*Goal:* Using the material that follows, identify and copy each line with the string "type".

*Data for this task:*
==========

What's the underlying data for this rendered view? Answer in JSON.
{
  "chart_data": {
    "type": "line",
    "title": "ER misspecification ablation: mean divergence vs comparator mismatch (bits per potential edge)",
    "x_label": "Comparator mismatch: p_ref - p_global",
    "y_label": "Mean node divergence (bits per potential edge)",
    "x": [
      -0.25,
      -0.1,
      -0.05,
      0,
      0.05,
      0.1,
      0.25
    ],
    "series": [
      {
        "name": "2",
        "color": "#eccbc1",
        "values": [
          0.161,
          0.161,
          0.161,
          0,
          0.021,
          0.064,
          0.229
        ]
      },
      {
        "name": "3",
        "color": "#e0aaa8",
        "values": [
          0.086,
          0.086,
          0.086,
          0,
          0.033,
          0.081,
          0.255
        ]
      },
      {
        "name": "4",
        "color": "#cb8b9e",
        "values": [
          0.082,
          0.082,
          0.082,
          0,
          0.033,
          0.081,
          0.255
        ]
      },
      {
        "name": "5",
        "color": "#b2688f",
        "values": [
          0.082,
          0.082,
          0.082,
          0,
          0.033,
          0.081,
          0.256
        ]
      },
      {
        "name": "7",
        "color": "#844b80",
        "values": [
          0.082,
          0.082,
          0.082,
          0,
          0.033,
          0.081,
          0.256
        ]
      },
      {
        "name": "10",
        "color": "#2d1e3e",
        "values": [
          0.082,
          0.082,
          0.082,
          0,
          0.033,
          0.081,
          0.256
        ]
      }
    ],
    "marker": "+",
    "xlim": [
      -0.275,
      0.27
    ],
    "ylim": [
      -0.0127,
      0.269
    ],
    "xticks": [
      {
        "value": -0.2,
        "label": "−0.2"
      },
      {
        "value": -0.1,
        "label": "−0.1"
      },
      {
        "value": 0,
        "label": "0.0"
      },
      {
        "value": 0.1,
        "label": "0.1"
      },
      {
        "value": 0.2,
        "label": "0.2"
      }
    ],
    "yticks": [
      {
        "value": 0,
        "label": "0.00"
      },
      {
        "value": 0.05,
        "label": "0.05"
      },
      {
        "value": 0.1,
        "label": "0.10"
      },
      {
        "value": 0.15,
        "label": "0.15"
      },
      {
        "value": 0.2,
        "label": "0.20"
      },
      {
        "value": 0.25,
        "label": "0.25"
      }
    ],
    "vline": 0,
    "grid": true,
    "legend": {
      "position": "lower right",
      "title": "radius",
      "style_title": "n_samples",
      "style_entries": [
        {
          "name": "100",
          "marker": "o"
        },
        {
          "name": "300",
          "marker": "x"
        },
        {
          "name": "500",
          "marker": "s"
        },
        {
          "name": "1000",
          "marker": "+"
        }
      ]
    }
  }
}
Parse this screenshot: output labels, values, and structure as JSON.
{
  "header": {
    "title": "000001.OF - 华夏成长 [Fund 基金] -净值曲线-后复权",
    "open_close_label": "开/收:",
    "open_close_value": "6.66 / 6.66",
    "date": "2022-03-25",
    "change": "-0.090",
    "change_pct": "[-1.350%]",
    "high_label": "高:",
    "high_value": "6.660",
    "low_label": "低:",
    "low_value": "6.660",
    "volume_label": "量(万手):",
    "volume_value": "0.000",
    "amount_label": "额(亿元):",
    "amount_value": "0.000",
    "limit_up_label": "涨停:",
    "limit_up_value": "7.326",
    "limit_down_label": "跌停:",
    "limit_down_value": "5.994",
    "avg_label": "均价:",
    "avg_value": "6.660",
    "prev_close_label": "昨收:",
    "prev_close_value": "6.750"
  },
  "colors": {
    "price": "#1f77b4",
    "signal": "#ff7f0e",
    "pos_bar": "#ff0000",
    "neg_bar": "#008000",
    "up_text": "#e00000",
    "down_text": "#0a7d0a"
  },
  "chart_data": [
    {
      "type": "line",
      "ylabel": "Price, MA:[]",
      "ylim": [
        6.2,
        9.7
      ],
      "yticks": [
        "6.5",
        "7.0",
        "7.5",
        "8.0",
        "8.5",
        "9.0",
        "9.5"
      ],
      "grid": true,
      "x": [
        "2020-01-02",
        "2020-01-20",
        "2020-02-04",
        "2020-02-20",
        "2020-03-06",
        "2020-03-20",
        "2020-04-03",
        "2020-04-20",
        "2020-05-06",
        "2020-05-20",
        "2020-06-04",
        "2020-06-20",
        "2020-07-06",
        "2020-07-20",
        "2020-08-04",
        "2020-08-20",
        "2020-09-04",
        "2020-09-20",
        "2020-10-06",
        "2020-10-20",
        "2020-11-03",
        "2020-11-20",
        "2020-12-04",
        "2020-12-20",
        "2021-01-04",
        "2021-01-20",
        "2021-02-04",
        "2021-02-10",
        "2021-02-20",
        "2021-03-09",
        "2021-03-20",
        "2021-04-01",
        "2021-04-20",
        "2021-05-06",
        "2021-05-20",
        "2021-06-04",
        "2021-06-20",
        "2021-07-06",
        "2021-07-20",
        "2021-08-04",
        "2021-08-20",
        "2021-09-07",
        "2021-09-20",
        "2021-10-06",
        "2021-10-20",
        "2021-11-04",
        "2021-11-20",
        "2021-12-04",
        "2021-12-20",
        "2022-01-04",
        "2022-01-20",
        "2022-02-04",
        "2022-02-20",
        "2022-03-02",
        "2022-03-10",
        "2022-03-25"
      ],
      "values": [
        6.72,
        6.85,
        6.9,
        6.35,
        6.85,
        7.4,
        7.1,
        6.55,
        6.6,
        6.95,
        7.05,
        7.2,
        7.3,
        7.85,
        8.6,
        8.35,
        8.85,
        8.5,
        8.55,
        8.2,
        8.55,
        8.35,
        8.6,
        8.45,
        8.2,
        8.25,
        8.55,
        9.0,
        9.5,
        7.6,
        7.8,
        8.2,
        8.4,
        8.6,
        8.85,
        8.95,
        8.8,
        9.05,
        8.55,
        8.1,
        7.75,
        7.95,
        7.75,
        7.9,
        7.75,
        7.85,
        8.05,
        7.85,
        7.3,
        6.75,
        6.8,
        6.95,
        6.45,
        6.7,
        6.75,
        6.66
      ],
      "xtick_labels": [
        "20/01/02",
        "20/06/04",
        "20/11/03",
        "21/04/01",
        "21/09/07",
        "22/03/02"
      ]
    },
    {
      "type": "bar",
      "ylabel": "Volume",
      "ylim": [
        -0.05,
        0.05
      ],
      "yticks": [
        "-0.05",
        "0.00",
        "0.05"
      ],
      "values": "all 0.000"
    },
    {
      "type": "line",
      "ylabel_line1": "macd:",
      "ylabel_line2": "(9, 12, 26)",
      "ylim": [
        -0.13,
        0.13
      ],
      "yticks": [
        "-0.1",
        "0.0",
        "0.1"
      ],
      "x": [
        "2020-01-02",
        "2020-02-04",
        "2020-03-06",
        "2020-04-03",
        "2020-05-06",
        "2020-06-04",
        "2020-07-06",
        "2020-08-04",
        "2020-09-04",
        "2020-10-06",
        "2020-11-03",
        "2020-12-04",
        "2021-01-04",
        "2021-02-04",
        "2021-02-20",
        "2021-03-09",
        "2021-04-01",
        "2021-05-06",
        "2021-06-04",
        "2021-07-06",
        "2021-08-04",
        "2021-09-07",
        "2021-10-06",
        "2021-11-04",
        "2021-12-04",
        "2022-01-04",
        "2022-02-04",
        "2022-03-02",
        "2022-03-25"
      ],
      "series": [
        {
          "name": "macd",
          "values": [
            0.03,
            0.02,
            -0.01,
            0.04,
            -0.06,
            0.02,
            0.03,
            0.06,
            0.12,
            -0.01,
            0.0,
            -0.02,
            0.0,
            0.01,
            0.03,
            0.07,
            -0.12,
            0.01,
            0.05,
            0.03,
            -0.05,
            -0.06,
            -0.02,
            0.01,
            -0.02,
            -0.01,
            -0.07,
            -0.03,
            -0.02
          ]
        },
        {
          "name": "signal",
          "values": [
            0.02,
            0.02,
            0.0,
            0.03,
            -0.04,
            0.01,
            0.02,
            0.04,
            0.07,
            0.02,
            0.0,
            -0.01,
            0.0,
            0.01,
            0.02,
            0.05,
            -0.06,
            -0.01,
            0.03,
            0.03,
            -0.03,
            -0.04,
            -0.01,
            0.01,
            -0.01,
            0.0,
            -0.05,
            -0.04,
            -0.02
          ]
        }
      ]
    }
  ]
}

==========

*Written solution:*
    "type": "line",
      "type": "line",
      "type": "bar",
      "type": "line",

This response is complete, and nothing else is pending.